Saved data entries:
■ ■ ■ ■ ■ ■ ■
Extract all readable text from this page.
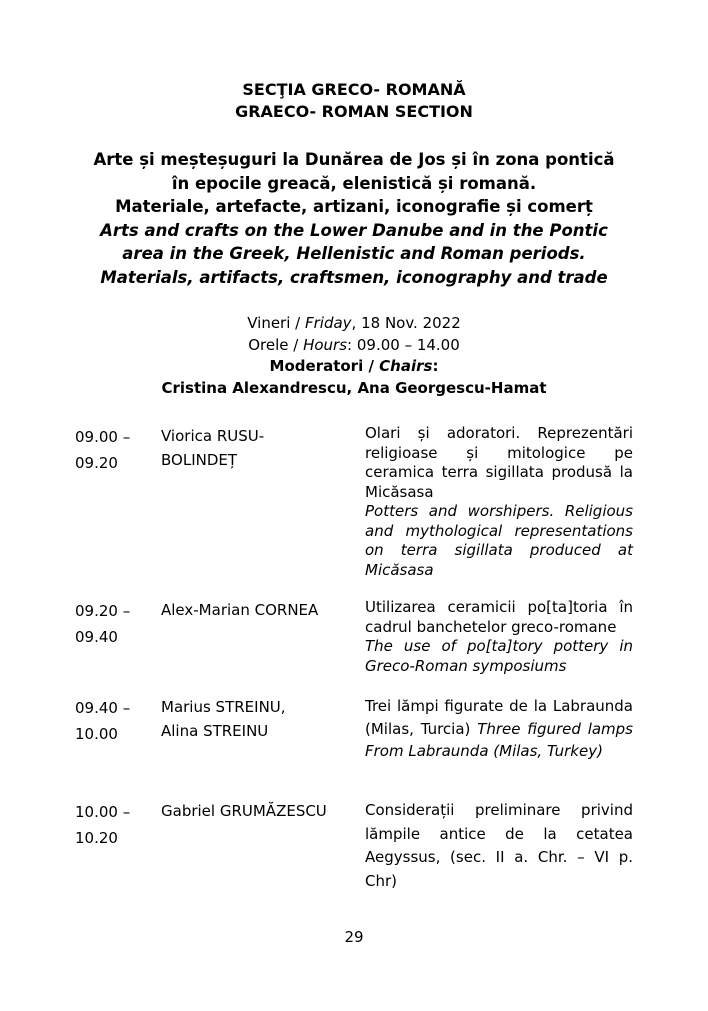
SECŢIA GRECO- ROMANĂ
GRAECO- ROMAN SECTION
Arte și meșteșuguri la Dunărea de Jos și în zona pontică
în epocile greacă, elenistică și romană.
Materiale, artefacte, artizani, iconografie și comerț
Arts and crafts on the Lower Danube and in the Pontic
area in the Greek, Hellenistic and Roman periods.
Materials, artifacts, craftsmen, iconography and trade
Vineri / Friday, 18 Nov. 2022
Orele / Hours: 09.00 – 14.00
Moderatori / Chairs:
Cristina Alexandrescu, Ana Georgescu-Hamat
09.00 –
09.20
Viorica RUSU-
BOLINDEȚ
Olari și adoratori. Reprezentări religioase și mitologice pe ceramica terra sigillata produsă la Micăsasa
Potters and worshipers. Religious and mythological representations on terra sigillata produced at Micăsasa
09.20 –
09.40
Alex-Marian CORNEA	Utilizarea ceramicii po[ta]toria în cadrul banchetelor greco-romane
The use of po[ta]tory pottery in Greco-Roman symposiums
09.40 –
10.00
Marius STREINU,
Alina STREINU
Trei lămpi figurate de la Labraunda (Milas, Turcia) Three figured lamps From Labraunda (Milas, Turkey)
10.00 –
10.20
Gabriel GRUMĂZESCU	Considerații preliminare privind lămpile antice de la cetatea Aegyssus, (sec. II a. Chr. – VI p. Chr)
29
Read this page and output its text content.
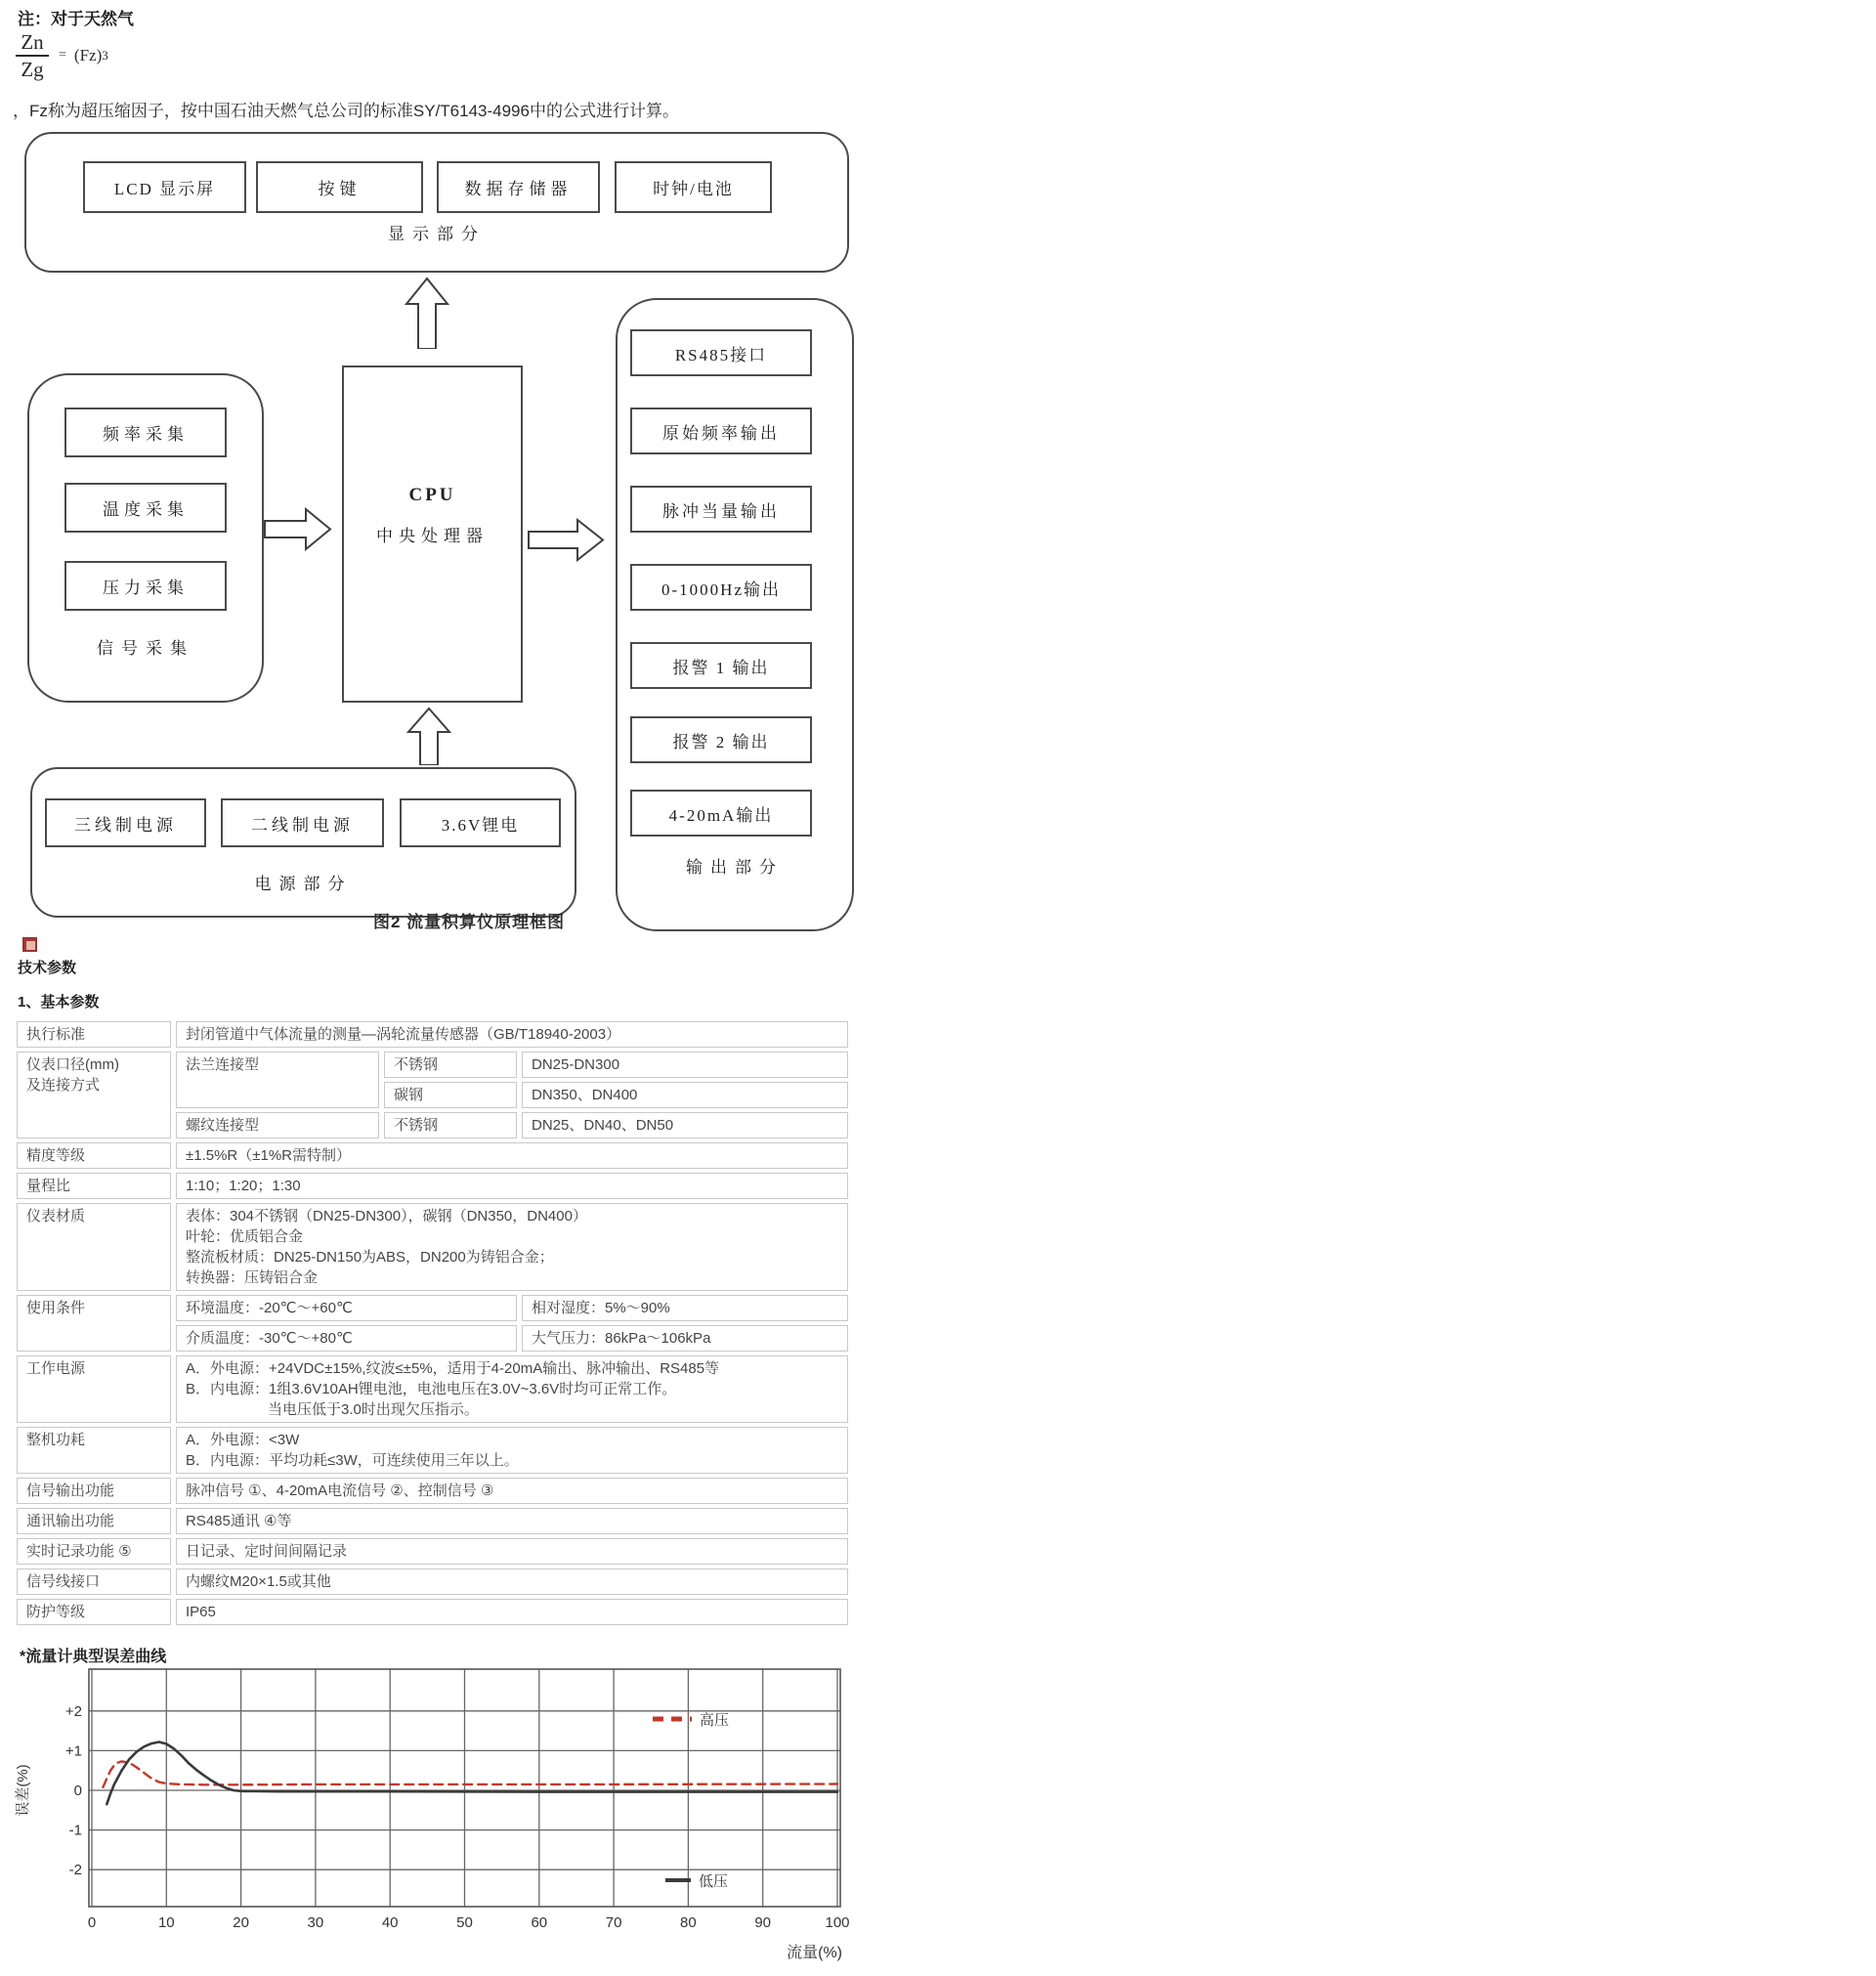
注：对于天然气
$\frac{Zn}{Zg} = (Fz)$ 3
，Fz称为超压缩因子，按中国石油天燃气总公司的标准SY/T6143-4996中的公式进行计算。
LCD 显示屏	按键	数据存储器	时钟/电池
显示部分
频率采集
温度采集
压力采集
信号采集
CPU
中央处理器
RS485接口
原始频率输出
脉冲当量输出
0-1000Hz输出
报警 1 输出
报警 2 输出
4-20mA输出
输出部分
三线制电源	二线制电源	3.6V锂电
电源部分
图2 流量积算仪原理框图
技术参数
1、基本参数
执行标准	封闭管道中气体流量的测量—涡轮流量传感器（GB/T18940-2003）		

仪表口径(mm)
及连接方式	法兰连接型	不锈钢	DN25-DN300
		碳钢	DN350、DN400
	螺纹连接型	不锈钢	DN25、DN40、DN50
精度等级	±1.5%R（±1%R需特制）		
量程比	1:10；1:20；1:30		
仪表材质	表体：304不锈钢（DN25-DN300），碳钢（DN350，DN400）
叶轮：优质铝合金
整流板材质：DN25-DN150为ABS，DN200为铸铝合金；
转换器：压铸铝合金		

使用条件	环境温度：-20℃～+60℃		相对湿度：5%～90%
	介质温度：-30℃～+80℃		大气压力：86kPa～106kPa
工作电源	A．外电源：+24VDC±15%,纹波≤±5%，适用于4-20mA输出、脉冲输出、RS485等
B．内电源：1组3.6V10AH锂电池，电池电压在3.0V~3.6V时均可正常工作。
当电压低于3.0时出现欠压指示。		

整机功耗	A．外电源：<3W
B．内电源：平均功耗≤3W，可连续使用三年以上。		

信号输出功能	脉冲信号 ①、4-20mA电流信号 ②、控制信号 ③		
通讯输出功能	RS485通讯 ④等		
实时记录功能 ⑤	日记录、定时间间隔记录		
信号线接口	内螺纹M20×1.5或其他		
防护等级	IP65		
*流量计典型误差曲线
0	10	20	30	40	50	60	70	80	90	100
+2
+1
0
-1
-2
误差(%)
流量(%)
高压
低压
■ ■ ■ ■ ■ ■ ■
> **What is expected**
Can you retype every record above exactly, leaving out the pictures?

> **Exercise answer**
Extract all readable text from this page.
SECŢIA GRECO- ROMANĂ
GRAECO- ROMAN SECTION
Arte și meșteșuguri la Dunărea de Jos și în zona pontică
în epocile greacă, elenistică și romană.
Materiale, artefacte, artizani, iconografie și comerț
Arts and crafts on the Lower Danube and in the Pontic
area in the Greek, Hellenistic and Roman periods.
Materials, artifacts, craftsmen, iconography and trade
Vineri / Friday, 18 Nov. 2022
Orele / Hours: 09.00 – 14.00
Moderatori / Chairs:
Cristina Alexandrescu, Ana Georgescu-Hamat
09.00 –
09.20
Viorica RUSU-
BOLINDEȚ
Olari și adoratori. Reprezentări religioase și mitologice pe ceramica terra sigillata produsă la Micăsasa
Potters and worshipers. Religious and mythological representations on terra sigillata produced at Micăsasa
09.20 –
09.40
Alex-Marian CORNEA	Utilizarea ceramicii po[ta]toria în cadrul banchetelor greco-romane
The use of po[ta]tory pottery in Greco-Roman symposiums
09.40 –
10.00
Marius STREINU,
Alina STREINU
Trei lămpi figurate de la Labraunda (Milas, Turcia) Three figured lamps From Labraunda (Milas, Turkey)
10.00 –
10.20
Gabriel GRUMĂZESCU	Considerații preliminare privind lămpile antice de la cetatea Aegyssus, (sec. II a. Chr. – VI p. Chr)
29
Read this page and output its text content.
注：对于天然气
$\frac{Zn}{Zg} = (Fz)$ 3
，Fz称为超压缩因子，按中国石油天燃气总公司的标准SY/T6143-4996中的公式进行计算。
LCD 显示屏	按键	数据存储器	时钟/电池
显示部分
频率采集
温度采集
压力采集
信号采集
CPU
中央处理器
RS485接口
原始频率输出
脉冲当量输出
0-1000Hz输出
报警 1 输出
报警 2 输出
4-20mA输出
输出部分
三线制电源	二线制电源	3.6V锂电
电源部分
图2 流量积算仪原理框图
技术参数
1、基本参数
执行标准	封闭管道中气体流量的测量—涡轮流量传感器（GB/T18940-2003）		

仪表口径(mm)
及连接方式	法兰连接型	不锈钢	DN25-DN300
		碳钢	DN350、DN400
	螺纹连接型	不锈钢	DN25、DN40、DN50
精度等级	±1.5%R（±1%R需特制）		
量程比	1:10；1:20；1:30		
仪表材质	表体：304不锈钢（DN25-DN300），碳钢（DN350，DN400）
叶轮：优质铝合金
整流板材质：DN25-DN150为ABS，DN200为铸铝合金；
转换器：压铸铝合金		

使用条件	环境温度：-20℃～+60℃		相对湿度：5%～90%
	介质温度：-30℃～+80℃		大气压力：86kPa～106kPa
工作电源	A．外电源：+24VDC±15%,纹波≤±5%，适用于4-20mA输出、脉冲输出、RS485等
B．内电源：1组3.6V10AH锂电池，电池电压在3.0V~3.6V时均可正常工作。
当电压低于3.0时出现欠压指示。		

整机功耗	A．外电源：<3W
B．内电源：平均功耗≤3W，可连续使用三年以上。		

信号输出功能	脉冲信号 ①、4-20mA电流信号 ②、控制信号 ③		
通讯输出功能	RS485通讯 ④等		
实时记录功能 ⑤	日记录、定时间间隔记录		
信号线接口	内螺纹M20×1.5或其他		
防护等级	IP65		
*流量计典型误差曲线
0	10	20	30	40	50	60	70	80	90	100
+2
+1
0
-1
-2
误差(%)
流量(%)
高压
低压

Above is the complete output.